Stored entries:
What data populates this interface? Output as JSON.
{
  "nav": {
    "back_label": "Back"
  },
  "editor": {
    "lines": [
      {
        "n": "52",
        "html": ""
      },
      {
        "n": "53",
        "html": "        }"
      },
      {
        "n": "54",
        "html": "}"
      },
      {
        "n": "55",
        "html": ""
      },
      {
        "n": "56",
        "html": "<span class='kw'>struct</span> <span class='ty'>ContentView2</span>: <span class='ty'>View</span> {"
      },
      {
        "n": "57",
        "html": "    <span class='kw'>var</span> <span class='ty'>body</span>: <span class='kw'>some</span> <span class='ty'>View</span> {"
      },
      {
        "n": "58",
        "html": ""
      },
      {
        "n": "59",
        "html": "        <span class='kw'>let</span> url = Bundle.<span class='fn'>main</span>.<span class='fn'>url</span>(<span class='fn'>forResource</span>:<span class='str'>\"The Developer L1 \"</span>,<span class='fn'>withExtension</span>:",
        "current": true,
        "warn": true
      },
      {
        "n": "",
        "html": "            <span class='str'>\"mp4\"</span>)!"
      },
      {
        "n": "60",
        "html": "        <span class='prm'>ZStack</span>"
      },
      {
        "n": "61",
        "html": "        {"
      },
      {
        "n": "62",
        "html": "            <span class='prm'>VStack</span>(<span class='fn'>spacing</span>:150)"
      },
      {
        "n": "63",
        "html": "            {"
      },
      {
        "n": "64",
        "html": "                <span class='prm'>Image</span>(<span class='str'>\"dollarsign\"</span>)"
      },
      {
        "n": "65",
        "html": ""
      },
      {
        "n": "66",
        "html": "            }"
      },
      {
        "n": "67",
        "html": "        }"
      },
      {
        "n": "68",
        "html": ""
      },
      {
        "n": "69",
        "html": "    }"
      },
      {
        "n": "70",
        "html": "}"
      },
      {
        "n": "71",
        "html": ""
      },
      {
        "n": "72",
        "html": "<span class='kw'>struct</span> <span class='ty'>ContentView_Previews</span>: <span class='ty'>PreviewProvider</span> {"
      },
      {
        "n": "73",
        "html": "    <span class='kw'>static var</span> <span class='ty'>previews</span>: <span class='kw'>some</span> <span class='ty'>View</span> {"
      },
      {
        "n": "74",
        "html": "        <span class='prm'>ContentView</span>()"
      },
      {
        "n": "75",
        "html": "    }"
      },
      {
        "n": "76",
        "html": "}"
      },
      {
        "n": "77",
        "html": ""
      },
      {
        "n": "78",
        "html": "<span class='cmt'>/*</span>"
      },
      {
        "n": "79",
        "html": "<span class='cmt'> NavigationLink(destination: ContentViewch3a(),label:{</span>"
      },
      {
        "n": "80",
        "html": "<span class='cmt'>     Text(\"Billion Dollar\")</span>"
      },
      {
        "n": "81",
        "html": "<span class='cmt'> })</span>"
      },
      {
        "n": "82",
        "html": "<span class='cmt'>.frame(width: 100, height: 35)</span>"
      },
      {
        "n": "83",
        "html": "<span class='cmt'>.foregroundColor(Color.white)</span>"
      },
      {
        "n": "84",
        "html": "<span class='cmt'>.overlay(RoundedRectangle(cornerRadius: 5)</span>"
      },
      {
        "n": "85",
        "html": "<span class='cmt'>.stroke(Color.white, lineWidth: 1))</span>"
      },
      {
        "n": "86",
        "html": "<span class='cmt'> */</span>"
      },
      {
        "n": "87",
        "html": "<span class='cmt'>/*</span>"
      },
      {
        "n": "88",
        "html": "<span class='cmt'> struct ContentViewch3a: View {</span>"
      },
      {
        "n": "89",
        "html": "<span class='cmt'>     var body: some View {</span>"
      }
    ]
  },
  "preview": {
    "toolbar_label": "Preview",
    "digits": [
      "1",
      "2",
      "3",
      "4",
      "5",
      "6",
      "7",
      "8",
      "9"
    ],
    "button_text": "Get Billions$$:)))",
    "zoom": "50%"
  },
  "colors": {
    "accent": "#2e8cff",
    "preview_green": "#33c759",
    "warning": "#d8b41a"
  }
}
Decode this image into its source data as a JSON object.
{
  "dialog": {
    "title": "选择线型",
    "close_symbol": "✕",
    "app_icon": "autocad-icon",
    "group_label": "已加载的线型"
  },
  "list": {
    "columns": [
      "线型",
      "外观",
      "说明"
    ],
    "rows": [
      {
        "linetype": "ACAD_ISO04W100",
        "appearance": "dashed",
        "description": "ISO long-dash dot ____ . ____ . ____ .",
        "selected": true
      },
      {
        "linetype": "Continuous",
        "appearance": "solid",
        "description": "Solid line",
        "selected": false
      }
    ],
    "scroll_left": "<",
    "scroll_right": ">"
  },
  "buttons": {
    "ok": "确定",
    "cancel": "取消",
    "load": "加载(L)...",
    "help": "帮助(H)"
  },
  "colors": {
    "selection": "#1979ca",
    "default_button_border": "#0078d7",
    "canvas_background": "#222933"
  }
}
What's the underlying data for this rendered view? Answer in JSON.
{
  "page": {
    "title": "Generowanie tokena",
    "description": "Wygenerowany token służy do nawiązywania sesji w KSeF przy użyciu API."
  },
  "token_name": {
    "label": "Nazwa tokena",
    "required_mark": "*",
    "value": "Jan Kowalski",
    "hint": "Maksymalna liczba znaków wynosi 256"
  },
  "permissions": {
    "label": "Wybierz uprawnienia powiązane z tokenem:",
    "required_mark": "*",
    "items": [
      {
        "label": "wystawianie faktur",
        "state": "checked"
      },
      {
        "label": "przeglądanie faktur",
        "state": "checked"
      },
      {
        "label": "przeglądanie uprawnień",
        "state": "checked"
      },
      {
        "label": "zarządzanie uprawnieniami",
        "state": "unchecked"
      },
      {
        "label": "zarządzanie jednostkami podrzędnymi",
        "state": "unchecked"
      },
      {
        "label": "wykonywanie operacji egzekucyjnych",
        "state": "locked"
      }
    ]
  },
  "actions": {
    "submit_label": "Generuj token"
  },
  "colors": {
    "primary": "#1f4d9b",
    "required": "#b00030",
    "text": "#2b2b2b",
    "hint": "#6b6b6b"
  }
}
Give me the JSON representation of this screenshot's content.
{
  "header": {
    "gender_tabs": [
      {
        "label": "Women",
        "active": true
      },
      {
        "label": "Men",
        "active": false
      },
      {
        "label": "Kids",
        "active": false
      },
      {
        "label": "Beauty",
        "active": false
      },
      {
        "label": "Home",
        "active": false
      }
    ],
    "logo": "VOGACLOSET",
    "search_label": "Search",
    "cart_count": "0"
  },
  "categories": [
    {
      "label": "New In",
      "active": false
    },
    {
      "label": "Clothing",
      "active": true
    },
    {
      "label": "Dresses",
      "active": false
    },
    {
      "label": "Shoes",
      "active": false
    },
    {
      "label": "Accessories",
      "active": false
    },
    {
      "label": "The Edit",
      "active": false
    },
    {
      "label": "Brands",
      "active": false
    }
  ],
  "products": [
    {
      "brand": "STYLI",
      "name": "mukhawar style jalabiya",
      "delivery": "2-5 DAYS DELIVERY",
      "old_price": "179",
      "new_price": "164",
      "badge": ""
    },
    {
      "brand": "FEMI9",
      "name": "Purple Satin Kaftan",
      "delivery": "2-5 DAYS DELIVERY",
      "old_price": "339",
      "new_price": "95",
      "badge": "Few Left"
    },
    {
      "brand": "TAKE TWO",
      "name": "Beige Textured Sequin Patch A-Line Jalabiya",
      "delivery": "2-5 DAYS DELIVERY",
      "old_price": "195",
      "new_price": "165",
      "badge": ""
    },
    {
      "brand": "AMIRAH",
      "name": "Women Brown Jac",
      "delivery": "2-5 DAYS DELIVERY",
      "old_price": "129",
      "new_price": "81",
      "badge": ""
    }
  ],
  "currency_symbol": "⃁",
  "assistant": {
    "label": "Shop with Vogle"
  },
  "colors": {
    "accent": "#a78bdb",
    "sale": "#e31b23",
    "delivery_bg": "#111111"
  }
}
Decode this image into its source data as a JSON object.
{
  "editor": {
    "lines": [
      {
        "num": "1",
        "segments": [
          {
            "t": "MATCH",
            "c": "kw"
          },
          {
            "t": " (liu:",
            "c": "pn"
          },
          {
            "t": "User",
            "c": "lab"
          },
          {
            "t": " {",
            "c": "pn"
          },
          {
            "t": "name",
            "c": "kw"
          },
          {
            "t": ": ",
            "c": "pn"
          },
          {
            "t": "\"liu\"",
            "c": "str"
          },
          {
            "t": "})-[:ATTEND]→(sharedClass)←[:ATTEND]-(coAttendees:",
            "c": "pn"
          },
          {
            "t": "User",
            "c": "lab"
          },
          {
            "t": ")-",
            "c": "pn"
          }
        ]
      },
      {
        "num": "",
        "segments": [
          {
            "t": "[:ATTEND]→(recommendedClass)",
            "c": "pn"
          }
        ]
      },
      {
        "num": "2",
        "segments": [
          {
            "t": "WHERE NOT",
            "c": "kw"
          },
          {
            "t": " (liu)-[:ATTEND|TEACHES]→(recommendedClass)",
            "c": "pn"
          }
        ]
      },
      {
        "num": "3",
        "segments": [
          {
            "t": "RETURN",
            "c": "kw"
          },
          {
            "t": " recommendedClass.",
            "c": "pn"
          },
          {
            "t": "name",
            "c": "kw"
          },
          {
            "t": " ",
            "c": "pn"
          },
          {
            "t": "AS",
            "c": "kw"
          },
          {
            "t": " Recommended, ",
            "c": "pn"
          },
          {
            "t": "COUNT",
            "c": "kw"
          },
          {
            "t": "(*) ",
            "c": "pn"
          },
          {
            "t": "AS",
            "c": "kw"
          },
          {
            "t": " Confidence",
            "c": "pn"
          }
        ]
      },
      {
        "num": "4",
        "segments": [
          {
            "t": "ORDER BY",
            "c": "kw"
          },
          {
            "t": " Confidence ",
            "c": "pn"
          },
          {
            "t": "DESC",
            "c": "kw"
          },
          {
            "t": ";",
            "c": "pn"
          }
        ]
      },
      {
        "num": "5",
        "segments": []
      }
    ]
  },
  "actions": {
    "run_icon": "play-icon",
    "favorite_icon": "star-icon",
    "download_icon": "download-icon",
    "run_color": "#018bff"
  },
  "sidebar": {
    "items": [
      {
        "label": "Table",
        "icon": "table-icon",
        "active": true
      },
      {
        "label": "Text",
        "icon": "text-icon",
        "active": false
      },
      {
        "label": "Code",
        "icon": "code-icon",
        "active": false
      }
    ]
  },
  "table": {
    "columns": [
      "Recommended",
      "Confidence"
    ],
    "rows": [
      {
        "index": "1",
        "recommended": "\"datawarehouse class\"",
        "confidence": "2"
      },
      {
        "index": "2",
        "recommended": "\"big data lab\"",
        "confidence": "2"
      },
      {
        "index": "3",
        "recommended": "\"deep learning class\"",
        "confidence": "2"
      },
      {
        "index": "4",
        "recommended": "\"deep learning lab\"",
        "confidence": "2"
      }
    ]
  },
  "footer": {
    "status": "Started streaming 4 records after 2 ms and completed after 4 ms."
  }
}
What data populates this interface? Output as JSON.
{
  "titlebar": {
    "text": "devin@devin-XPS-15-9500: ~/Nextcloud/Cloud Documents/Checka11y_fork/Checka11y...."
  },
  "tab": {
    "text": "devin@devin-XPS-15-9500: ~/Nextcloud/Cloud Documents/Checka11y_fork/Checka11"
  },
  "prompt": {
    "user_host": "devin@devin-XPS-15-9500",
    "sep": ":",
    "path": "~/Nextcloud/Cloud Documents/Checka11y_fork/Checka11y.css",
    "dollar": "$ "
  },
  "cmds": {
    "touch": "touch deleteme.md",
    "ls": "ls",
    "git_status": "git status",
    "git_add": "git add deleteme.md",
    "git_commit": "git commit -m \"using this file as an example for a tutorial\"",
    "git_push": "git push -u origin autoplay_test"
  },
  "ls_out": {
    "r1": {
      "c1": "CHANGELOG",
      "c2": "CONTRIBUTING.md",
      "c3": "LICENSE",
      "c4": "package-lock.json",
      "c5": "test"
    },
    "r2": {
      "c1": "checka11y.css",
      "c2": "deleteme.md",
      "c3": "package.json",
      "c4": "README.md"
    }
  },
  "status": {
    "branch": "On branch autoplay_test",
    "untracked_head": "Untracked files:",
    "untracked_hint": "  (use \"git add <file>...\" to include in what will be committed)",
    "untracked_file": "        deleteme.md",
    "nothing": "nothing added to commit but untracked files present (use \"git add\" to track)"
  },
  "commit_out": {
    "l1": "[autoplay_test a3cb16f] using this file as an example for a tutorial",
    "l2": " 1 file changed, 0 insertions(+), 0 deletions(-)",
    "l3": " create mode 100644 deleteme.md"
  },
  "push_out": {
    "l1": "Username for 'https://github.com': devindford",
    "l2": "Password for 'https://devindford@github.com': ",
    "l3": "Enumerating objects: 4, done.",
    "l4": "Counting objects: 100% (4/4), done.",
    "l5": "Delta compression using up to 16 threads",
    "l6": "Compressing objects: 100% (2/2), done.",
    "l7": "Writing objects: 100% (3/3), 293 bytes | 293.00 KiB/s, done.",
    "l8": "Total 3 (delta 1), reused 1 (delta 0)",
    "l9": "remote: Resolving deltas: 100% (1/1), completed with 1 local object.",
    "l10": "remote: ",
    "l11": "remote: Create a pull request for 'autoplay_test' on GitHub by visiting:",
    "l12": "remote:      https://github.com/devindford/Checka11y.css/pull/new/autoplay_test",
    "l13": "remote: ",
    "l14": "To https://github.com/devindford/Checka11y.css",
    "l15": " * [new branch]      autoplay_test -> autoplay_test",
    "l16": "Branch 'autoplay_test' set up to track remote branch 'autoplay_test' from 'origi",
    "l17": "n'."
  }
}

Problem - All lines above containing the string "body" are to be collected.

Solution -
        "html": "    <span class='kw'>var</span> <span class='ty'>body</span>: <span class='kw'>some</span> <span class='ty'>View</span> {"
        "html": "<span class='cmt'>     var body: some View {</span>"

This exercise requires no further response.